┌──
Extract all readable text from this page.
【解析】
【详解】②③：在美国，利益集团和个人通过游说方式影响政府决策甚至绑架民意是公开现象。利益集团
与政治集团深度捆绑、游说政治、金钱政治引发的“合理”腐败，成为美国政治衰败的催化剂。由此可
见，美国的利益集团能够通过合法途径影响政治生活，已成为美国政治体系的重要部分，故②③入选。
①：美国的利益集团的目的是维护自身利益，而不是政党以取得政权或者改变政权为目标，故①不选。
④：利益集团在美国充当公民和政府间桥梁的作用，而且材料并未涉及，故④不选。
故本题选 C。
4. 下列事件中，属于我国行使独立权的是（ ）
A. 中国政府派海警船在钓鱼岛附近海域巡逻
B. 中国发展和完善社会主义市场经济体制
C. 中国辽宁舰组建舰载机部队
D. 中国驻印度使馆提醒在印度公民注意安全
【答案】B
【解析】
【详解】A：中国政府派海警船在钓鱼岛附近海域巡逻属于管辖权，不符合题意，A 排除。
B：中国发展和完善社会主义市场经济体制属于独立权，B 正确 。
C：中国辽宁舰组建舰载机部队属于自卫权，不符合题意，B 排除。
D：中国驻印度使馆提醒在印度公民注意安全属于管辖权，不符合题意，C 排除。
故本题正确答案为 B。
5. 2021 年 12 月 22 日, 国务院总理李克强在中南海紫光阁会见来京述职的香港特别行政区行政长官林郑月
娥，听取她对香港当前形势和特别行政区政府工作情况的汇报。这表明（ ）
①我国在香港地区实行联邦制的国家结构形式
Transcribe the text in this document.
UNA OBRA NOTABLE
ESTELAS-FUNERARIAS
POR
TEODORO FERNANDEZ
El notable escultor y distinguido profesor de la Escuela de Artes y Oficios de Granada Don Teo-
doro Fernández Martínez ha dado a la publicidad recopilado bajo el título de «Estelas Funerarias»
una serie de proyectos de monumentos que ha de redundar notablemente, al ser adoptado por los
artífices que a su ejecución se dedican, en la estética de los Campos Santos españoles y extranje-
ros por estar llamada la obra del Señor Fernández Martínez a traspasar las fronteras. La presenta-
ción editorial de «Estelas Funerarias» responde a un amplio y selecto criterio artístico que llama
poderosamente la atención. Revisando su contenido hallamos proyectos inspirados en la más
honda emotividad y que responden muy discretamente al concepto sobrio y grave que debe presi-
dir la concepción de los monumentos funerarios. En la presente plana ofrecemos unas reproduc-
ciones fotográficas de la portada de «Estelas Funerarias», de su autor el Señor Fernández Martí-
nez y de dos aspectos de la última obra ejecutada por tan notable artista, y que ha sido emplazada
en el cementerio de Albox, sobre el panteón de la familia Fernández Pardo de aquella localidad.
└──
#### Short problem:
Reproduce every line from the entries that holds the word "Fernández".

#### Response:
doro Fernández Martínez ha dado a la publicidad recopilado bajo el título de «Estelas Funerarias»
ros por estar llamada la obra del Señor Fernández Martínez a traspasar las fronteras. La presenta-
ciones fotográficas de la portada de «Estelas Funerarias», de su autor el Señor Fernández Martí-
en el cementerio de Albox, sobre el panteón de la familia Fernández Pardo de aquella localidad.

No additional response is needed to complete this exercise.